Every record should be written out exactly, please.

· · · ·

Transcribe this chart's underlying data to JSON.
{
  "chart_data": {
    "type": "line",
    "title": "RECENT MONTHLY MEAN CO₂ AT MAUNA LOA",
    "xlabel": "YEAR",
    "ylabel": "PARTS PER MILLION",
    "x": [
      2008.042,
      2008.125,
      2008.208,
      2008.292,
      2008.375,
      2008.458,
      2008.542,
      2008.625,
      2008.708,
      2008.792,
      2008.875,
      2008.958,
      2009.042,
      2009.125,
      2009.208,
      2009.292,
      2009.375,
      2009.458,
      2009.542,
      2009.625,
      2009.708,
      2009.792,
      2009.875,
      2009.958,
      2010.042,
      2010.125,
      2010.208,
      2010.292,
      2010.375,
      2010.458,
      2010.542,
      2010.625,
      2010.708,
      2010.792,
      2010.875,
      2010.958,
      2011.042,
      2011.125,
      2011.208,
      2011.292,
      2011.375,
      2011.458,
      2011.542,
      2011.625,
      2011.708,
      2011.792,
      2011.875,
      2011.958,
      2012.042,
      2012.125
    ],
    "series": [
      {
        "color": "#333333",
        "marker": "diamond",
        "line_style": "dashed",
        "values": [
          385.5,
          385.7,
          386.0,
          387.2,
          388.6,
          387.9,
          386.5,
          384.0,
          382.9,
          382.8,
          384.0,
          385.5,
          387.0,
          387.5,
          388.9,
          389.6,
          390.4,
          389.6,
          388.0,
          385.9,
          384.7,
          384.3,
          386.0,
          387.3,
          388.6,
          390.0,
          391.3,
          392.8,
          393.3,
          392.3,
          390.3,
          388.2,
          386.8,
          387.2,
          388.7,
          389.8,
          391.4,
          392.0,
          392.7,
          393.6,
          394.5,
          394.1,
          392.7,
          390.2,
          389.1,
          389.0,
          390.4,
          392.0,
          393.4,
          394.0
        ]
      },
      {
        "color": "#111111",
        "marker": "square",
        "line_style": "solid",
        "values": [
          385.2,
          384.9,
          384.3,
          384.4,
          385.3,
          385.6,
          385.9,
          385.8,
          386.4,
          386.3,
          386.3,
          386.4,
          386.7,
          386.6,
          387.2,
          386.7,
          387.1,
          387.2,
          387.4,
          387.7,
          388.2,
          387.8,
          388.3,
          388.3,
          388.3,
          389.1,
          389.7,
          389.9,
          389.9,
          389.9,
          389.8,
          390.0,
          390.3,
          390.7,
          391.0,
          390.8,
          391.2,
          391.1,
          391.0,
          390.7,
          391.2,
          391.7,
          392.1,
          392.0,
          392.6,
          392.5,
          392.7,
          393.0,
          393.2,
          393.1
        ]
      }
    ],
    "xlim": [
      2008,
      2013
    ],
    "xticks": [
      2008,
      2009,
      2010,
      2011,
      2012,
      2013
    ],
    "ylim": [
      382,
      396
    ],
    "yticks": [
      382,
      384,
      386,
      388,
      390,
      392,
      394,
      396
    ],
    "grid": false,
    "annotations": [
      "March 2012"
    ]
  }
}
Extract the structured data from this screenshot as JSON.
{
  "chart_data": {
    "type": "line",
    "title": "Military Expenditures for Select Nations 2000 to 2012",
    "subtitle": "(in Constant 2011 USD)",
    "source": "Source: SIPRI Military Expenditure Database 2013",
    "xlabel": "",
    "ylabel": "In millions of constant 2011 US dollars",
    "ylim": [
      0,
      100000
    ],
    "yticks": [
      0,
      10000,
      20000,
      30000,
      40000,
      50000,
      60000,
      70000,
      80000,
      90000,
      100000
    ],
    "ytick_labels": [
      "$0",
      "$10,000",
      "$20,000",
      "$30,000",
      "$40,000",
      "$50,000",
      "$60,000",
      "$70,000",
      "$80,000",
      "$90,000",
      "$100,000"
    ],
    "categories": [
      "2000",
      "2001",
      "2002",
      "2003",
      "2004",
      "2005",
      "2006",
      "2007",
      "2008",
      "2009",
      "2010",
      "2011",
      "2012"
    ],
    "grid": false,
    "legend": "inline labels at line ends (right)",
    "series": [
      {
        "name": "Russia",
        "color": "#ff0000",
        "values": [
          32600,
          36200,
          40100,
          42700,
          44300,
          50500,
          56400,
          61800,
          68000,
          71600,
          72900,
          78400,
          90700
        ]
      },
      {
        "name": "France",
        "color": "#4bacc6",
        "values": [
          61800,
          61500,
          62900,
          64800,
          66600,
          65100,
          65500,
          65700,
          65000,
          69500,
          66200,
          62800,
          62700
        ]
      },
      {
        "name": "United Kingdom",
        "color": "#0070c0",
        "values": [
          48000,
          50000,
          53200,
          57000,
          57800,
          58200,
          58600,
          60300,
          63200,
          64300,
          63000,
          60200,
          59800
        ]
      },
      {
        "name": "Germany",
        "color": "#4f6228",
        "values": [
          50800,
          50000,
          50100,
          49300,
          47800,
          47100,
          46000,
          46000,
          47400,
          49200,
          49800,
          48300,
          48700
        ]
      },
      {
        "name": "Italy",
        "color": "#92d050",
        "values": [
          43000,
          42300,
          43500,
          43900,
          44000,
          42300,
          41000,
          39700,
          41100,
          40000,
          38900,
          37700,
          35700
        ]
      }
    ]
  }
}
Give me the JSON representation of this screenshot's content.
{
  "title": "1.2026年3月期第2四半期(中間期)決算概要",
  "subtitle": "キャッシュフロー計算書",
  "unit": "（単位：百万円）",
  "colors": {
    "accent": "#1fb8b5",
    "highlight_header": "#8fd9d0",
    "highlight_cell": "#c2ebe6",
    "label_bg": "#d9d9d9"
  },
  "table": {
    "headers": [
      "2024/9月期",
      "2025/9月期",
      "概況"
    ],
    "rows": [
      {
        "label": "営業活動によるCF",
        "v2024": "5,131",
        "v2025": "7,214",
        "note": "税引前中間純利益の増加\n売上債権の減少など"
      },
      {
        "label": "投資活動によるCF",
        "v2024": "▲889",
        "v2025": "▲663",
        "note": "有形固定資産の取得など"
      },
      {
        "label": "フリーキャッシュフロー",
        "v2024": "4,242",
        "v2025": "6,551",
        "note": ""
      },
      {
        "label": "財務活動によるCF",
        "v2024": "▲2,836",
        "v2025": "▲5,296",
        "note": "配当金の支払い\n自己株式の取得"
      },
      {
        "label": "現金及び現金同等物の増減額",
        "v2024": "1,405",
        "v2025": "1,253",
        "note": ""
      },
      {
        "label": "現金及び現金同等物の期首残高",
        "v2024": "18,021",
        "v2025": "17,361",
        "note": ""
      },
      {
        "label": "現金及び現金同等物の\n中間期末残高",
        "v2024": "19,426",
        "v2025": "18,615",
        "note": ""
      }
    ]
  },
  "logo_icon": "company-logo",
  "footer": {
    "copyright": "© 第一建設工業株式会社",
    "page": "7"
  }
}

· · · ·

# Output of the task:
Transcribe this chart's underlying data to JSON.
{
  "chart_data": {
    "type": "line",
    "title": "RECENT MONTHLY MEAN CO₂ AT MAUNA LOA",
    "xlabel": "YEAR",
    "ylabel": "PARTS PER MILLION",
    "x": [
      2008.042,
      2008.125,
      2008.208,
      2008.292,
      2008.375,
      2008.458,
      2008.542,
      2008.625,
      2008.708,
      2008.792,
      2008.875,
      2008.958,
      2009.042,
      2009.125,
      2009.208,
      2009.292,
      2009.375,
      2009.458,
      2009.542,
      2009.625,
      2009.708,
      2009.792,
      2009.875,
      2009.958,
      2010.042,
      2010.125,
      2010.208,
      2010.292,
      2010.375,
      2010.458,
      2010.542,
      2010.625,
      2010.708,
      2010.792,
      2010.875,
      2010.958,
      2011.042,
      2011.125,
      2011.208,
      2011.292,
      2011.375,
      2011.458,
      2011.542,
      2011.625,
      2011.708,
      2011.792,
      2011.875,
      2011.958,
      2012.042,
      2012.125
    ],
    "series": [
      {
        "color": "#333333",
        "marker": "diamond",
        "line_style": "dashed",
        "values": [
          385.5,
          385.7,
          386.0,
          387.2,
          388.6,
          387.9,
          386.5,
          384.0,
          382.9,
          382.8,
          384.0,
          385.5,
          387.0,
          387.5,
          388.9,
          389.6,
          390.4,
          389.6,
          388.0,
          385.9,
          384.7,
          384.3,
          386.0,
          387.3,
          388.6,
          390.0,
          391.3,
          392.8,
          393.3,
          392.3,
          390.3,
          388.2,
          386.8,
          387.2,
          388.7,
          389.8,
          391.4,
          392.0,
          392.7,
          393.6,
          394.5,
          394.1,
          392.7,
          390.2,
          389.1,
          389.0,
          390.4,
          392.0,
          393.4,
          394.0
        ]
      },
      {
        "color": "#111111",
        "marker": "square",
        "line_style": "solid",
        "values": [
          385.2,
          384.9,
          384.3,
          384.4,
          385.3,
          385.6,
          385.9,
          385.8,
          386.4,
          386.3,
          386.3,
          386.4,
          386.7,
          386.6,
          387.2,
          386.7,
          387.1,
          387.2,
          387.4,
          387.7,
          388.2,
          387.8,
          388.3,
          388.3,
          388.3,
          389.1,
          389.7,
          389.9,
          389.9,
          389.9,
          389.8,
          390.0,
          390.3,
          390.7,
          391.0,
          390.8,
          391.2,
          391.1,
          391.0,
          390.7,
          391.2,
          391.7,
          392.1,
          392.0,
          392.6,
          392.5,
          392.7,
          393.0,
          393.2,
          393.1
        ]
      }
    ],
    "xlim": [
      2008,
      2013
    ],
    "xticks": [
      2008,
      2009,
      2010,
      2011,
      2012,
      2013
    ],
    "ylim": [
      382,
      396
    ],
    "yticks": [
      382,
      384,
      386,
      388,
      390,
      392,
      394,
      396
    ],
    "grid": false,
    "annotations": [
      "March 2012"
    ]
  }
}
Extract the structured data from this screenshot as JSON.
{
  "chart_data": {
    "type": "line",
    "title": "Military Expenditures for Select Nations 2000 to 2012",
    "subtitle": "(in Constant 2011 USD)",
    "source": "Source: SIPRI Military Expenditure Database 2013",
    "xlabel": "",
    "ylabel": "In millions of constant 2011 US dollars",
    "ylim": [
      0,
      100000
    ],
    "yticks": [
      0,
      10000,
      20000,
      30000,
      40000,
      50000,
      60000,
      70000,
      80000,
      90000,
      100000
    ],
    "ytick_labels": [
      "$0",
      "$10,000",
      "$20,000",
      "$30,000",
      "$40,000",
      "$50,000",
      "$60,000",
      "$70,000",
      "$80,000",
      "$90,000",
      "$100,000"
    ],
    "categories": [
      "2000",
      "2001",
      "2002",
      "2003",
      "2004",
      "2005",
      "2006",
      "2007",
      "2008",
      "2009",
      "2010",
      "2011",
      "2012"
    ],
    "grid": false,
    "legend": "inline labels at line ends (right)",
    "series": [
      {
        "name": "Russia",
        "color": "#ff0000",
        "values": [
          32600,
          36200,
          40100,
          42700,
          44300,
          50500,
          56400,
          61800,
          68000,
          71600,
          72900,
          78400,
          90700
        ]
      },
      {
        "name": "France",
        "color": "#4bacc6",
        "values": [
          61800,
          61500,
          62900,
          64800,
          66600,
          65100,
          65500,
          65700,
          65000,
          69500,
          66200,
          62800,
          62700
        ]
      },
      {
        "name": "United Kingdom",
        "color": "#0070c0",
        "values": [
          48000,
          50000,
          53200,
          57000,
          57800,
          58200,
          58600,
          60300,
          63200,
          64300,
          63000,
          60200,
          59800
        ]
      },
      {
        "name": "Germany",
        "color": "#4f6228",
        "values": [
          50800,
          50000,
          50100,
          49300,
          47800,
          47100,
          46000,
          46000,
          47400,
          49200,
          49800,
          48300,
          48700
        ]
      },
      {
        "name": "Italy",
        "color": "#92d050",
        "values": [
          43000,
          42300,
          43500,
          43900,
          44000,
          42300,
          41000,
          39700,
          41100,
          40000,
          38900,
          37700,
          35700
        ]
      }
    ]
  }
}
Give me the JSON representation of this screenshot's content.
{
  "title": "1.2026年3月期第2四半期(中間期)決算概要",
  "subtitle": "キャッシュフロー計算書",
  "unit": "（単位：百万円）",
  "colors": {
    "accent": "#1fb8b5",
    "highlight_header": "#8fd9d0",
    "highlight_cell": "#c2ebe6",
    "label_bg": "#d9d9d9"
  },
  "table": {
    "headers": [
      "2024/9月期",
      "2025/9月期",
      "概況"
    ],
    "rows": [
      {
        "label": "営業活動によるCF",
        "v2024": "5,131",
        "v2025": "7,214",
        "note": "税引前中間純利益の増加\n売上債権の減少など"
      },
      {
        "label": "投資活動によるCF",
        "v2024": "▲889",
        "v2025": "▲663",
        "note": "有形固定資産の取得など"
      },
      {
        "label": "フリーキャッシュフロー",
        "v2024": "4,242",
        "v2025": "6,551",
        "note": ""
      },
      {
        "label": "財務活動によるCF",
        "v2024": "▲2,836",
        "v2025": "▲5,296",
        "note": "配当金の支払い\n自己株式の取得"
      },
      {
        "label": "現金及び現金同等物の増減額",
        "v2024": "1,405",
        "v2025": "1,253",
        "note": ""
      },
      {
        "label": "現金及び現金同等物の期首残高",
        "v2024": "18,021",
        "v2025": "17,361",
        "note": ""
      },
      {
        "label": "現金及び現金同等物の\n中間期末残高",
        "v2024": "19,426",
        "v2025": "18,615",
        "note": ""
      }
    ]
  },
  "logo_icon": "company-logo",
  "footer": {
    "copyright": "© 第一建設工業株式会社",
    "page": "7"
  }
}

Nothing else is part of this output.